*PROVIDED RECORDS*
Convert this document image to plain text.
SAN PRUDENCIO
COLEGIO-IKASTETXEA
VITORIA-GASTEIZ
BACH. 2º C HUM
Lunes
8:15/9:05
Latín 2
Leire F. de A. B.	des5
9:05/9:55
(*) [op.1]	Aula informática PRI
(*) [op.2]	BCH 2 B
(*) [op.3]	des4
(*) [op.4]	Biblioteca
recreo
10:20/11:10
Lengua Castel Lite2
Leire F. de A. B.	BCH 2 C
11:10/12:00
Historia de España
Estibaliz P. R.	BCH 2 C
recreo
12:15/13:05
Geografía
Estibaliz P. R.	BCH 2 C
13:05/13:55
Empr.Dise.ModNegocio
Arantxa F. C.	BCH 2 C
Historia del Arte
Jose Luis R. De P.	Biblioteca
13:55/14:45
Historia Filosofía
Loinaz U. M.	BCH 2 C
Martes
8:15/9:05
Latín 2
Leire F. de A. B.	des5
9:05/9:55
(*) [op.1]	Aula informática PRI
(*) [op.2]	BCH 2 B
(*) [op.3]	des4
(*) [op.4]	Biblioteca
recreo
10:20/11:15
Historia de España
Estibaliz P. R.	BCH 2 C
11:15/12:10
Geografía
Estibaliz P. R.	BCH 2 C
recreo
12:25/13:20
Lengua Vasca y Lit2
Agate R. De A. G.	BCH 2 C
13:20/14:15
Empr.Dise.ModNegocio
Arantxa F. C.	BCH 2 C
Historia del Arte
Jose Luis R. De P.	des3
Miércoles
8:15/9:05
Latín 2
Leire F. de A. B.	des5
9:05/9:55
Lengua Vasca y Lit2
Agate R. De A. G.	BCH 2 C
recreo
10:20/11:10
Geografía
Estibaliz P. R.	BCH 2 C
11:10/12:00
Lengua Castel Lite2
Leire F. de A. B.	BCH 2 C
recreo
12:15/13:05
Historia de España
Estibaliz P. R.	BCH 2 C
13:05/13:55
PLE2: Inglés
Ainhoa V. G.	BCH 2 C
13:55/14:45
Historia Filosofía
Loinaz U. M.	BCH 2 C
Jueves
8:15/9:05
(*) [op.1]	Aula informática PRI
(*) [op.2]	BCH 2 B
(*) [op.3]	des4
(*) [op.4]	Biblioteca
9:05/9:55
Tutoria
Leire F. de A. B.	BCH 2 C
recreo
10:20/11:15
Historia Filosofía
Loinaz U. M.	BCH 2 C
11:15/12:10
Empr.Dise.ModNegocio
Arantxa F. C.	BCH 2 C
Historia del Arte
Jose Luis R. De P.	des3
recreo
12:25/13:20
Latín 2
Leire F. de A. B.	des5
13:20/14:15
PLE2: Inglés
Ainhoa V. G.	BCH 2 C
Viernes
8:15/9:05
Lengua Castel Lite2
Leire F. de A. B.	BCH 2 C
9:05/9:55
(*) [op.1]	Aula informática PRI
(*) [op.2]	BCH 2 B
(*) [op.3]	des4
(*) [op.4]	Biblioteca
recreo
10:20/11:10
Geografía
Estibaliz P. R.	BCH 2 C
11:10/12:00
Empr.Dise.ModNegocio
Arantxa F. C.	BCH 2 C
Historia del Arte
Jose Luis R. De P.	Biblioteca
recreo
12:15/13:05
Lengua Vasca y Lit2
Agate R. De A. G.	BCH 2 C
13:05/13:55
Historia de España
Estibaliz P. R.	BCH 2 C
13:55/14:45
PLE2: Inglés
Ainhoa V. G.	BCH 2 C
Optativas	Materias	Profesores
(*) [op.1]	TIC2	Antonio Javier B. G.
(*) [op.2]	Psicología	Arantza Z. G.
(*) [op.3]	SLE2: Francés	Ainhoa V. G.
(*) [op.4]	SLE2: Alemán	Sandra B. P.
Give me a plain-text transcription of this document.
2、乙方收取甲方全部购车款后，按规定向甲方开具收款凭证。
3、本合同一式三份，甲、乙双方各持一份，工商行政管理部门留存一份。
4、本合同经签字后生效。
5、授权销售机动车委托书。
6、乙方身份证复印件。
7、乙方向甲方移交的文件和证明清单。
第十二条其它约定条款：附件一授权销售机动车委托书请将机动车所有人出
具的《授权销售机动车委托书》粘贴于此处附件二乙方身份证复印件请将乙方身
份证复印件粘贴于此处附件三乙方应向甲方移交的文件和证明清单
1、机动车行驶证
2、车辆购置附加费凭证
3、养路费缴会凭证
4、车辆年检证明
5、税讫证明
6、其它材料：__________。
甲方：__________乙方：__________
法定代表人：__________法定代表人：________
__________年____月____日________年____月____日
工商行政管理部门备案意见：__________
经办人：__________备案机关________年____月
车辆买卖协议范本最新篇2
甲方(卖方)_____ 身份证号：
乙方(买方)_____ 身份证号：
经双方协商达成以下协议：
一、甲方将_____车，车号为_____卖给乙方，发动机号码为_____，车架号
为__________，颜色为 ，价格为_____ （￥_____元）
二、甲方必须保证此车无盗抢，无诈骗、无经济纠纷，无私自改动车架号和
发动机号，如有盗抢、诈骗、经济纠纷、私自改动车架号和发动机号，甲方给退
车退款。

*EXERCISE*
Retype all of the entries precisely as they are.

*THE RESPONSE*
Convert this document image to plain text.
SAN PRUDENCIO
COLEGIO-IKASTETXEA
VITORIA-GASTEIZ
BACH. 2º C HUM
Lunes
8:15/9:05
Latín 2
Leire F. de A. B.	des5
9:05/9:55
(*) [op.1]	Aula informática PRI
(*) [op.2]	BCH 2 B
(*) [op.3]	des4
(*) [op.4]	Biblioteca
recreo
10:20/11:10
Lengua Castel Lite2
Leire F. de A. B.	BCH 2 C
11:10/12:00
Historia de España
Estibaliz P. R.	BCH 2 C
recreo
12:15/13:05
Geografía
Estibaliz P. R.	BCH 2 C
13:05/13:55
Empr.Dise.ModNegocio
Arantxa F. C.	BCH 2 C
Historia del Arte
Jose Luis R. De P.	Biblioteca
13:55/14:45
Historia Filosofía
Loinaz U. M.	BCH 2 C
Martes
8:15/9:05
Latín 2
Leire F. de A. B.	des5
9:05/9:55
(*) [op.1]	Aula informática PRI
(*) [op.2]	BCH 2 B
(*) [op.3]	des4
(*) [op.4]	Biblioteca
recreo
10:20/11:15
Historia de España
Estibaliz P. R.	BCH 2 C
11:15/12:10
Geografía
Estibaliz P. R.	BCH 2 C
recreo
12:25/13:20
Lengua Vasca y Lit2
Agate R. De A. G.	BCH 2 C
13:20/14:15
Empr.Dise.ModNegocio
Arantxa F. C.	BCH 2 C
Historia del Arte
Jose Luis R. De P.	des3
Miércoles
8:15/9:05
Latín 2
Leire F. de A. B.	des5
9:05/9:55
Lengua Vasca y Lit2
Agate R. De A. G.	BCH 2 C
recreo
10:20/11:10
Geografía
Estibaliz P. R.	BCH 2 C
11:10/12:00
Lengua Castel Lite2
Leire F. de A. B.	BCH 2 C
recreo
12:15/13:05
Historia de España
Estibaliz P. R.	BCH 2 C
13:05/13:55
PLE2: Inglés
Ainhoa V. G.	BCH 2 C
13:55/14:45
Historia Filosofía
Loinaz U. M.	BCH 2 C
Jueves
8:15/9:05
(*) [op.1]	Aula informática PRI
(*) [op.2]	BCH 2 B
(*) [op.3]	des4
(*) [op.4]	Biblioteca
9:05/9:55
Tutoria
Leire F. de A. B.	BCH 2 C
recreo
10:20/11:15
Historia Filosofía
Loinaz U. M.	BCH 2 C
11:15/12:10
Empr.Dise.ModNegocio
Arantxa F. C.	BCH 2 C
Historia del Arte
Jose Luis R. De P.	des3
recreo
12:25/13:20
Latín 2
Leire F. de A. B.	des5
13:20/14:15
PLE2: Inglés
Ainhoa V. G.	BCH 2 C
Viernes
8:15/9:05
Lengua Castel Lite2
Leire F. de A. B.	BCH 2 C
9:05/9:55
(*) [op.1]	Aula informática PRI
(*) [op.2]	BCH 2 B
(*) [op.3]	des4
(*) [op.4]	Biblioteca
recreo
10:20/11:10
Geografía
Estibaliz P. R.	BCH 2 C
11:10/12:00
Empr.Dise.ModNegocio
Arantxa F. C.	BCH 2 C
Historia del Arte
Jose Luis R. De P.	Biblioteca
recreo
12:15/13:05
Lengua Vasca y Lit2
Agate R. De A. G.	BCH 2 C
13:05/13:55
Historia de España
Estibaliz P. R.	BCH 2 C
13:55/14:45
PLE2: Inglés
Ainhoa V. G.	BCH 2 C
Optativas	Materias	Profesores
(*) [op.1]	TIC2	Antonio Javier B. G.
(*) [op.2]	Psicología	Arantza Z. G.
(*) [op.3]	SLE2: Francés	Ainhoa V. G.
(*) [op.4]	SLE2: Alemán	Sandra B. P.
Give me a plain-text transcription of this document.
2、乙方收取甲方全部购车款后，按规定向甲方开具收款凭证。
3、本合同一式三份，甲、乙双方各持一份，工商行政管理部门留存一份。
4、本合同经签字后生效。
5、授权销售机动车委托书。
6、乙方身份证复印件。
7、乙方向甲方移交的文件和证明清单。
第十二条其它约定条款：附件一授权销售机动车委托书请将机动车所有人出
具的《授权销售机动车委托书》粘贴于此处附件二乙方身份证复印件请将乙方身
份证复印件粘贴于此处附件三乙方应向甲方移交的文件和证明清单
1、机动车行驶证
2、车辆购置附加费凭证
3、养路费缴会凭证
4、车辆年检证明
5、税讫证明
6、其它材料：__________。
甲方：__________乙方：__________
法定代表人：__________法定代表人：________
__________年____月____日________年____月____日
工商行政管理部门备案意见：__________
经办人：__________备案机关________年____月
车辆买卖协议范本最新篇2
甲方(卖方)_____ 身份证号：
乙方(买方)_____ 身份证号：
经双方协商达成以下协议：
一、甲方将_____车，车号为_____卖给乙方，发动机号码为_____，车架号
为__________，颜色为 ，价格为_____ （￥_____元）
二、甲方必须保证此车无盗抢，无诈骗、无经济纠纷，无私自改动车架号和
发动机号，如有盗抢、诈骗、经济纠纷、私自改动车架号和发动机号，甲方给退
车退款。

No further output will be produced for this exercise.